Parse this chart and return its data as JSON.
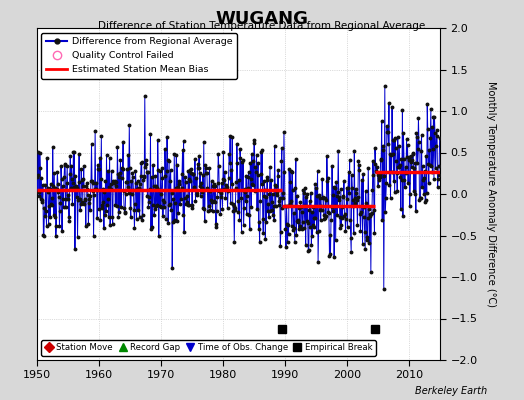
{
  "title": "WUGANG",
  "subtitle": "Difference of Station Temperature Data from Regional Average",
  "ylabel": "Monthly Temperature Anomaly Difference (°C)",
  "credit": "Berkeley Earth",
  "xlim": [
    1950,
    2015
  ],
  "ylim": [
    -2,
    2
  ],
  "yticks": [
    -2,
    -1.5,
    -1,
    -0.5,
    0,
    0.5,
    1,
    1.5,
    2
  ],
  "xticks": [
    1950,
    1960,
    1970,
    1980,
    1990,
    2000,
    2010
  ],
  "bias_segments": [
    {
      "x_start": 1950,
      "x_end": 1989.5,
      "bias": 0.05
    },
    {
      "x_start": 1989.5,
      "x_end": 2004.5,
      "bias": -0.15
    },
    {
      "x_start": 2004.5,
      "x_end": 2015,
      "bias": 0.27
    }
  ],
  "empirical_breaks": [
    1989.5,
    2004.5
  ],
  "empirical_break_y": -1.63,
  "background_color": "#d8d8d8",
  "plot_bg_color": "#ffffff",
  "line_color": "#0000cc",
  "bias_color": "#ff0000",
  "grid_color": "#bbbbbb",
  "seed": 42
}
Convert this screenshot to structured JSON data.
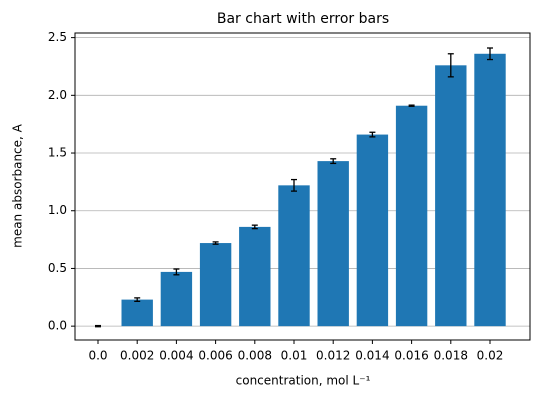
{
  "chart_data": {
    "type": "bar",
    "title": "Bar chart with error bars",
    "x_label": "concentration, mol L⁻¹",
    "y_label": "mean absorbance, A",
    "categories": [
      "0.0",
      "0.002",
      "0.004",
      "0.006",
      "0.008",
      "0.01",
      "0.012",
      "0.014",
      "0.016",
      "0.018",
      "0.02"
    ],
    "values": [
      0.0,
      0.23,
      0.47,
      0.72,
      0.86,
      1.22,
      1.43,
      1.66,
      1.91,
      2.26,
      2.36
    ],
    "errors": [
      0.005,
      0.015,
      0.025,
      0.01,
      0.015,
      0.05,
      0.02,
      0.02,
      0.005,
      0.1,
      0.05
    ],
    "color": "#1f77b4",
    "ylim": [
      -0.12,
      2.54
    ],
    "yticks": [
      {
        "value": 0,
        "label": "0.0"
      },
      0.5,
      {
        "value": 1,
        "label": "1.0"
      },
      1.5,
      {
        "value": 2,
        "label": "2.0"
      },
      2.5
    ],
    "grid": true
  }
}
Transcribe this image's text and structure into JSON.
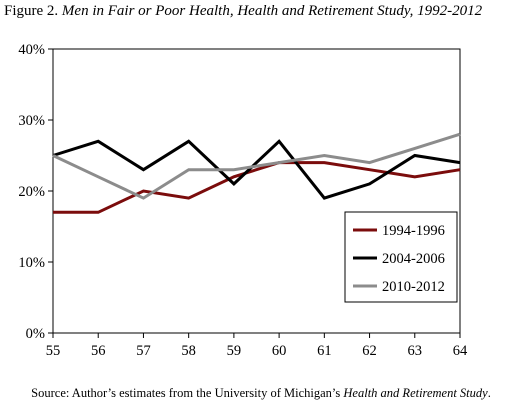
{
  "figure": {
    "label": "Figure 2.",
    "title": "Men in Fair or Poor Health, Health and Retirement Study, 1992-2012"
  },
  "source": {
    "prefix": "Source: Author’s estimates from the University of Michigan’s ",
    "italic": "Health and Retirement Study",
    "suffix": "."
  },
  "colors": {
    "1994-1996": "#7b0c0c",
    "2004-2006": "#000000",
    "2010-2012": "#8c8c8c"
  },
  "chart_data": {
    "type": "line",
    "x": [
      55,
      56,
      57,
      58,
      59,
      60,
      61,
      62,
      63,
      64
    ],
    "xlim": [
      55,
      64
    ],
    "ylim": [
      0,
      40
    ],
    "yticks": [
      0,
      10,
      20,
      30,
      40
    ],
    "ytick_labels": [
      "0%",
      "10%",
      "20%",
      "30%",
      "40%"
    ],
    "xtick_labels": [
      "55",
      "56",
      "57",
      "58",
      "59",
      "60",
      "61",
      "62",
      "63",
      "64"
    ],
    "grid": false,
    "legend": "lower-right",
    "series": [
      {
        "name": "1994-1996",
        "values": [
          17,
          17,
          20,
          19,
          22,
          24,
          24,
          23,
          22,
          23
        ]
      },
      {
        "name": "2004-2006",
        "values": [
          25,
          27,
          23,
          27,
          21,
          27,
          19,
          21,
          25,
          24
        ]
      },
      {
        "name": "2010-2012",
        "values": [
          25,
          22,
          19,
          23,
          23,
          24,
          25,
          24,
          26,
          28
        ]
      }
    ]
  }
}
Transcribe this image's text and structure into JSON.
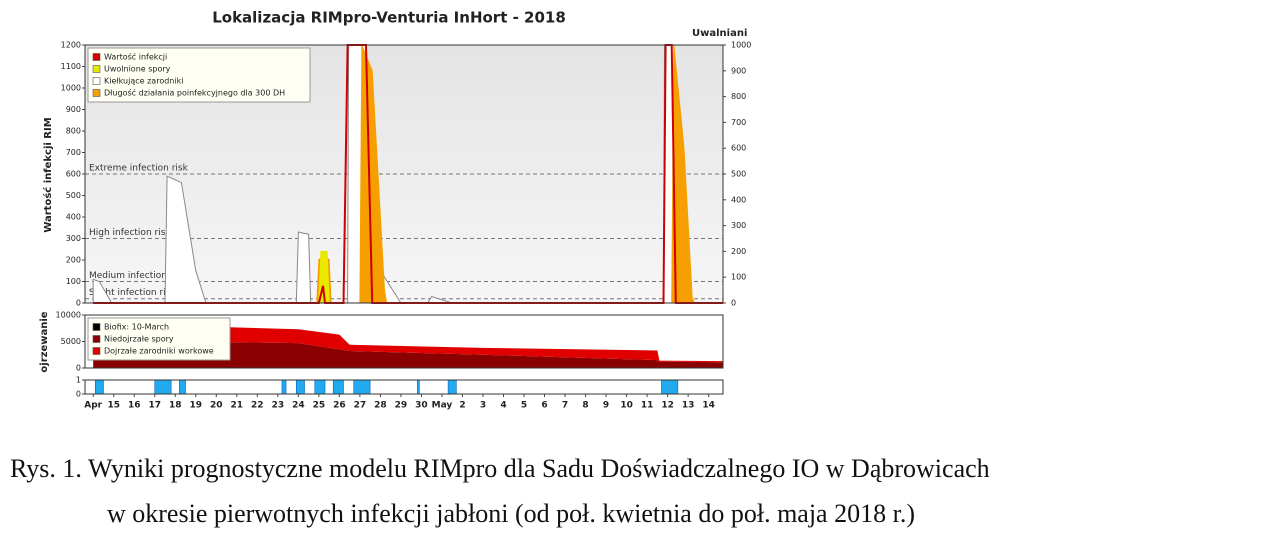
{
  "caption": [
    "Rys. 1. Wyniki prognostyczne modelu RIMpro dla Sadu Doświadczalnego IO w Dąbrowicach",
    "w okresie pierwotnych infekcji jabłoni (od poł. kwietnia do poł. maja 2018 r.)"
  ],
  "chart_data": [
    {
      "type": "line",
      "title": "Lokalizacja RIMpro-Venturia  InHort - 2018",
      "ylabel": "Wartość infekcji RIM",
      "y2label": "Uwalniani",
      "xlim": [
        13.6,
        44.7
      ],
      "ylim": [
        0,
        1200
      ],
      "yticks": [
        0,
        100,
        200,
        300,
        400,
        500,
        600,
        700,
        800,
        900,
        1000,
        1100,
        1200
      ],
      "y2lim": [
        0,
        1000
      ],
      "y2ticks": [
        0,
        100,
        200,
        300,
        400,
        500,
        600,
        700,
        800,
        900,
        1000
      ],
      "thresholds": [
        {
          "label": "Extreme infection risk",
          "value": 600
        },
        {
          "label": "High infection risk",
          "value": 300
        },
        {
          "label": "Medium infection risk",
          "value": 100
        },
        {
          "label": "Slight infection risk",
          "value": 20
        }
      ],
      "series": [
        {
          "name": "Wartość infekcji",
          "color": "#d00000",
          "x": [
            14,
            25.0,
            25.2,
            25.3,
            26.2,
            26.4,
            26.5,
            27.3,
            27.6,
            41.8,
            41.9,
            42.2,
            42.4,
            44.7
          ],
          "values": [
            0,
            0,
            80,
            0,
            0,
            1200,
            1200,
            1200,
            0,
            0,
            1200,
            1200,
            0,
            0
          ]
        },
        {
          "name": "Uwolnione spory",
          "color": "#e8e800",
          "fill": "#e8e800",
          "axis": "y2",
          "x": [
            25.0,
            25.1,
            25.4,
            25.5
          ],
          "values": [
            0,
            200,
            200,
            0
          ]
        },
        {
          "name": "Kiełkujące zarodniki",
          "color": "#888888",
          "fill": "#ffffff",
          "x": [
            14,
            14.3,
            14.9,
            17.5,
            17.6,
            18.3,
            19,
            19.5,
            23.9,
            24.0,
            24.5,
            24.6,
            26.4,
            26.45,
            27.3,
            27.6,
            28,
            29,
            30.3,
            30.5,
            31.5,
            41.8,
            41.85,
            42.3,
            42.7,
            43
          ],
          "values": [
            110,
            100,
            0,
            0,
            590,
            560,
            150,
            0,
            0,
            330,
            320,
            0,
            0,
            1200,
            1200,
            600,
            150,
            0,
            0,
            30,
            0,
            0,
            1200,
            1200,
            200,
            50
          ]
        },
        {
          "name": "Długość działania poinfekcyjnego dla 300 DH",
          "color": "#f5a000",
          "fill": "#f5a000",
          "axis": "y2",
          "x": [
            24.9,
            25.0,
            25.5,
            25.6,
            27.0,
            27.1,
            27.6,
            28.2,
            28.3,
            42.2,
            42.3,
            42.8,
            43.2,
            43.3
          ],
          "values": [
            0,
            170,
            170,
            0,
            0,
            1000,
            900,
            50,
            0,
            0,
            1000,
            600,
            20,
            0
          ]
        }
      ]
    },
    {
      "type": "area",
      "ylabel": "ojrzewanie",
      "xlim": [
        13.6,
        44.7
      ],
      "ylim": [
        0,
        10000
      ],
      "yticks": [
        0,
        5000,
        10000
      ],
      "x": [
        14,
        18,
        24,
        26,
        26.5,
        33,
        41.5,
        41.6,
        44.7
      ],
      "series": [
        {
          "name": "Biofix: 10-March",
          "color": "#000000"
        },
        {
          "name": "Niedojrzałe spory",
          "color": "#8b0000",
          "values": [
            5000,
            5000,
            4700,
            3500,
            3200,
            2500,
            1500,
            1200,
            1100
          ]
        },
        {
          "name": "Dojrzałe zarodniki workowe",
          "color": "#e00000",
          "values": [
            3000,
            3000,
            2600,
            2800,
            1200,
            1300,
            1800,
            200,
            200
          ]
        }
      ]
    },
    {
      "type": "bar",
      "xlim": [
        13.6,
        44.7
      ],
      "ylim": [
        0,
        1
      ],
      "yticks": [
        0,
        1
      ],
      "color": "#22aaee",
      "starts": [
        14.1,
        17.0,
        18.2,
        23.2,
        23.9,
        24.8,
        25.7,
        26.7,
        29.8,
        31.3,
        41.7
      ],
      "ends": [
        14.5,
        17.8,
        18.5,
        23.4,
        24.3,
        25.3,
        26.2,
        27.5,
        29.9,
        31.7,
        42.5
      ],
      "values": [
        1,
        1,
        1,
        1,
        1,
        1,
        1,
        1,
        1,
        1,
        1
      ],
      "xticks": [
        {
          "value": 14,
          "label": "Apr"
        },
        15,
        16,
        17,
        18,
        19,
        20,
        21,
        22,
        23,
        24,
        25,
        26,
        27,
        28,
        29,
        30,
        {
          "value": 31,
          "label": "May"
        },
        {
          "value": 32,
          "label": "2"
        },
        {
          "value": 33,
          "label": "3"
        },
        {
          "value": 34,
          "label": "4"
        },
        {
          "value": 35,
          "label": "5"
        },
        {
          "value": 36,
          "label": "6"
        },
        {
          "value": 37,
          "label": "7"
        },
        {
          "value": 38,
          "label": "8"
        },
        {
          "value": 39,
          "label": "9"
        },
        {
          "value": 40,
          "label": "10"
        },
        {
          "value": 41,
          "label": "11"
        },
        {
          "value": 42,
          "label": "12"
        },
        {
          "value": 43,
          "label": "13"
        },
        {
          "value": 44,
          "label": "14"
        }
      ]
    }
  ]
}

* What you should do: Gather every line from the entries above where the word "this" appears, and copy them.

* Reply:
Parse this chart and return its data as JSON.
Convert this screenshot to structured JSON data.
Transcribe this image's text and structure into JSON.
Transcribe this image's text and structure into JSON.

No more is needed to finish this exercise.